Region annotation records

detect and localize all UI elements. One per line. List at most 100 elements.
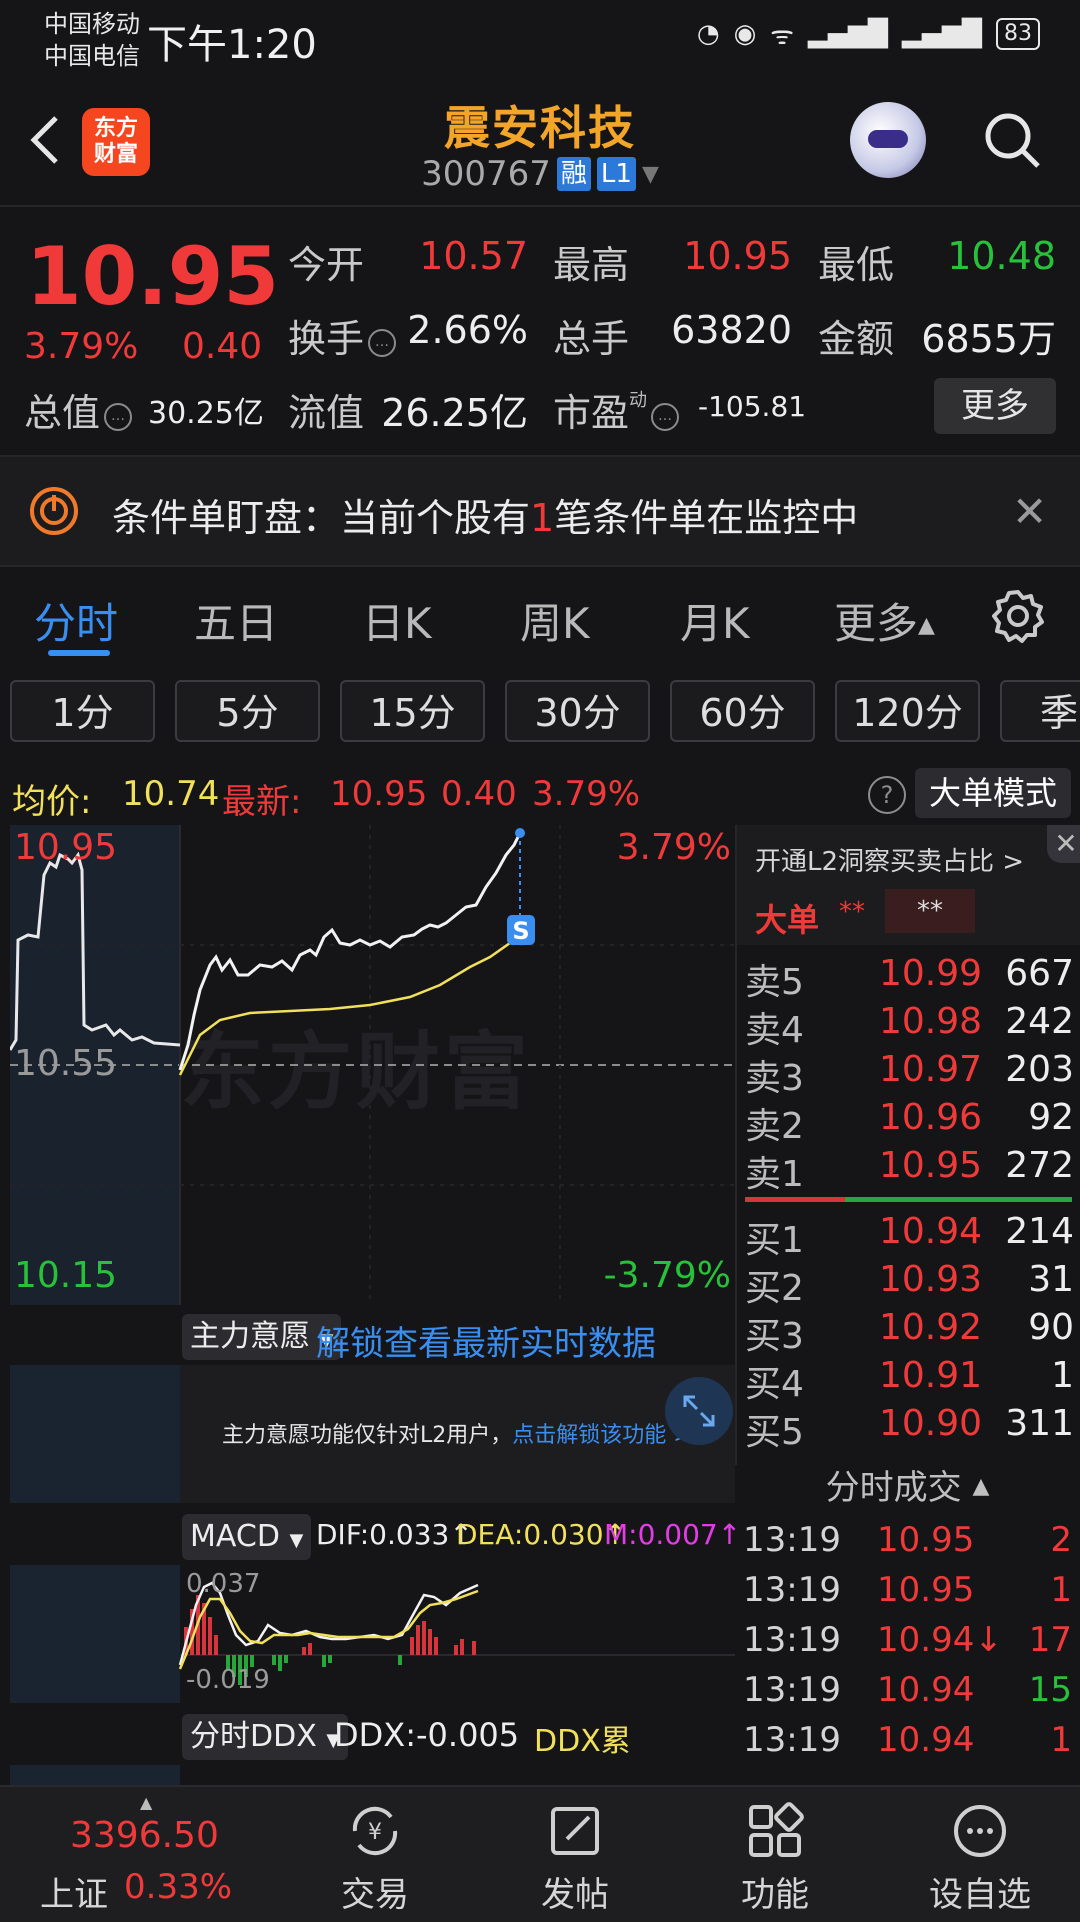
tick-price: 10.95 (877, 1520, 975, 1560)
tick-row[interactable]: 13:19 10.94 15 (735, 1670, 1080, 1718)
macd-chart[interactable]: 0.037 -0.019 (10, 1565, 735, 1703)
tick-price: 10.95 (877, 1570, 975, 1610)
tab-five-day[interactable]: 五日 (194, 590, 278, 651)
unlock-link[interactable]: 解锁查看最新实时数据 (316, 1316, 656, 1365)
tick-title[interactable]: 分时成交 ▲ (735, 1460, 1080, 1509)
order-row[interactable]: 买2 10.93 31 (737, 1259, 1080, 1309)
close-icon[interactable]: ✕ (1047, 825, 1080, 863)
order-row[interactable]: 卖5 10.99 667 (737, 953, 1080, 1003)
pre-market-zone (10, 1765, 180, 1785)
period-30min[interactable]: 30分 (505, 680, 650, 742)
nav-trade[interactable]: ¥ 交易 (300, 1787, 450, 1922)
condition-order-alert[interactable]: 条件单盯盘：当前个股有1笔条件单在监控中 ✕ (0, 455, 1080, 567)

> _Task directions_: Copy every line of the material above word for word, leaving out the picture.

> _Finished exercise_:
detect and localize all UI elements. One per line. List at most 100 elements.
tick-price: 10.95 (877, 1520, 975, 1560)
tick-row[interactable]: 13:19 10.94 15 (735, 1670, 1080, 1718)
macd-chart[interactable]: 0.037 -0.019 (10, 1565, 735, 1703)
tick-price: 10.95 (877, 1570, 975, 1610)
tab-five-day[interactable]: 五日 (194, 590, 278, 651)
unlock-link[interactable]: 解锁查看最新实时数据 (316, 1316, 656, 1365)
tick-title[interactable]: 分时成交 ▲ (735, 1460, 1080, 1509)
order-row[interactable]: 买2 10.93 31 (737, 1259, 1080, 1309)
close-icon[interactable]: ✕ (1047, 825, 1080, 863)
order-row[interactable]: 卖5 10.99 667 (737, 953, 1080, 1003)
pre-market-zone (10, 1765, 180, 1785)
period-30min[interactable]: 30分 (505, 680, 650, 742)
nav-trade[interactable]: ¥ 交易 (300, 1787, 450, 1922)
condition-order-alert[interactable]: 条件单盯盘：当前个股有1笔条件单在监控中 ✕ (0, 455, 1080, 567)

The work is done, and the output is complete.